▶ [SHORT TASK]: Here are some records. Copy each one exactly.

Collection entries
— BEGIN —

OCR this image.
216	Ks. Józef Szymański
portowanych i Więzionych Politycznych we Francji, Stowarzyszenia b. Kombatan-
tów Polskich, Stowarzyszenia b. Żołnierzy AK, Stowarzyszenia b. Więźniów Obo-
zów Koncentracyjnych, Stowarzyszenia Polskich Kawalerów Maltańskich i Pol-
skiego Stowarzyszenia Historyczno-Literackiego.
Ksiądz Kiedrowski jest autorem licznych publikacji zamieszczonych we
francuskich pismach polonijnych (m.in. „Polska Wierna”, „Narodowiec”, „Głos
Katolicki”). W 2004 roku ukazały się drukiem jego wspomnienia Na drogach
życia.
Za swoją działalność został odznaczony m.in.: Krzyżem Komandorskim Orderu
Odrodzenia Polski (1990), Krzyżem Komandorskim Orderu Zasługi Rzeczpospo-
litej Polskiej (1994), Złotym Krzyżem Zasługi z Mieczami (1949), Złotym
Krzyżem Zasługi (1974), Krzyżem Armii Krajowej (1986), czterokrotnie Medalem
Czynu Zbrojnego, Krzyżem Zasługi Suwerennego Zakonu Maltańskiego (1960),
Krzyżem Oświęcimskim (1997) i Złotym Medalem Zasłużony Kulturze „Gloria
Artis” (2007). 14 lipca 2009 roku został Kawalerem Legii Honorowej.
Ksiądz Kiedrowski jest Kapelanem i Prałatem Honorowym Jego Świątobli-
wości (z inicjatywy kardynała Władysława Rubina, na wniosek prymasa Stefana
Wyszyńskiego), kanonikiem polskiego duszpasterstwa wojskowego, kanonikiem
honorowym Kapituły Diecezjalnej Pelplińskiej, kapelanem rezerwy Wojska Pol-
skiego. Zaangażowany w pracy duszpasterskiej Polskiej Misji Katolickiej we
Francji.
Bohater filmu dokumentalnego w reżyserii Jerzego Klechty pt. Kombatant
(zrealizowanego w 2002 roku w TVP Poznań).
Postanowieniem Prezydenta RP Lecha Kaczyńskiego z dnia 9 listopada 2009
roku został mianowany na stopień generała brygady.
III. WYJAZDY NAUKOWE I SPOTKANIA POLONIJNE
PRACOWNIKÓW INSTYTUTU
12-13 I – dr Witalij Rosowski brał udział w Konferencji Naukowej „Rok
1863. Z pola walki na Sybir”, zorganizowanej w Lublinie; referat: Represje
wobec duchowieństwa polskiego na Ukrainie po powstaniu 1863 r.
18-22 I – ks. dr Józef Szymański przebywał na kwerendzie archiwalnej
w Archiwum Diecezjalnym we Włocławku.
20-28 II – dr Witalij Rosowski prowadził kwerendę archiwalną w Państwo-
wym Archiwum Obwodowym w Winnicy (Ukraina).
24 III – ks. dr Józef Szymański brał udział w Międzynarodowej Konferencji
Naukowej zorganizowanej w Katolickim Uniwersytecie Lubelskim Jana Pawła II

— END —

▶ [RESPONSE]:
OCR this image.
216	Ks. Józef Szymański
portowanych i Więzionych Politycznych we Francji, Stowarzyszenia b. Kombatan-
tów Polskich, Stowarzyszenia b. Żołnierzy AK, Stowarzyszenia b. Więźniów Obo-
zów Koncentracyjnych, Stowarzyszenia Polskich Kawalerów Maltańskich i Pol-
skiego Stowarzyszenia Historyczno-Literackiego.
Ksiądz Kiedrowski jest autorem licznych publikacji zamieszczonych we
francuskich pismach polonijnych (m.in. „Polska Wierna”, „Narodowiec”, „Głos
Katolicki”). W 2004 roku ukazały się drukiem jego wspomnienia Na drogach
życia.
Za swoją działalność został odznaczony m.in.: Krzyżem Komandorskim Orderu
Odrodzenia Polski (1990), Krzyżem Komandorskim Orderu Zasługi Rzeczpospo-
litej Polskiej (1994), Złotym Krzyżem Zasługi z Mieczami (1949), Złotym
Krzyżem Zasługi (1974), Krzyżem Armii Krajowej (1986), czterokrotnie Medalem
Czynu Zbrojnego, Krzyżem Zasługi Suwerennego Zakonu Maltańskiego (1960),
Krzyżem Oświęcimskim (1997) i Złotym Medalem Zasłużony Kulturze „Gloria
Artis” (2007). 14 lipca 2009 roku został Kawalerem Legii Honorowej.
Ksiądz Kiedrowski jest Kapelanem i Prałatem Honorowym Jego Świątobli-
wości (z inicjatywy kardynała Władysława Rubina, na wniosek prymasa Stefana
Wyszyńskiego), kanonikiem polskiego duszpasterstwa wojskowego, kanonikiem
honorowym Kapituły Diecezjalnej Pelplińskiej, kapelanem rezerwy Wojska Pol-
skiego. Zaangażowany w pracy duszpasterskiej Polskiej Misji Katolickiej we
Francji.
Bohater filmu dokumentalnego w reżyserii Jerzego Klechty pt. Kombatant
(zrealizowanego w 2002 roku w TVP Poznań).
Postanowieniem Prezydenta RP Lecha Kaczyńskiego z dnia 9 listopada 2009
roku został mianowany na stopień generała brygady.
III. WYJAZDY NAUKOWE I SPOTKANIA POLONIJNE
PRACOWNIKÓW INSTYTUTU
12-13 I – dr Witalij Rosowski brał udział w Konferencji Naukowej „Rok
1863. Z pola walki na Sybir”, zorganizowanej w Lublinie; referat: Represje
wobec duchowieństwa polskiego na Ukrainie po powstaniu 1863 r.
18-22 I – ks. dr Józef Szymański przebywał na kwerendzie archiwalnej
w Archiwum Diecezjalnym we Włocławku.
20-28 II – dr Witalij Rosowski prowadził kwerendę archiwalną w Państwo-
wym Archiwum Obwodowym w Winnicy (Ukraina).
24 III – ks. dr Józef Szymański brał udział w Międzynarodowej Konferencji
Naukowej zorganizowanej w Katolickim Uniwersytecie Lubelskim Jana Pawła II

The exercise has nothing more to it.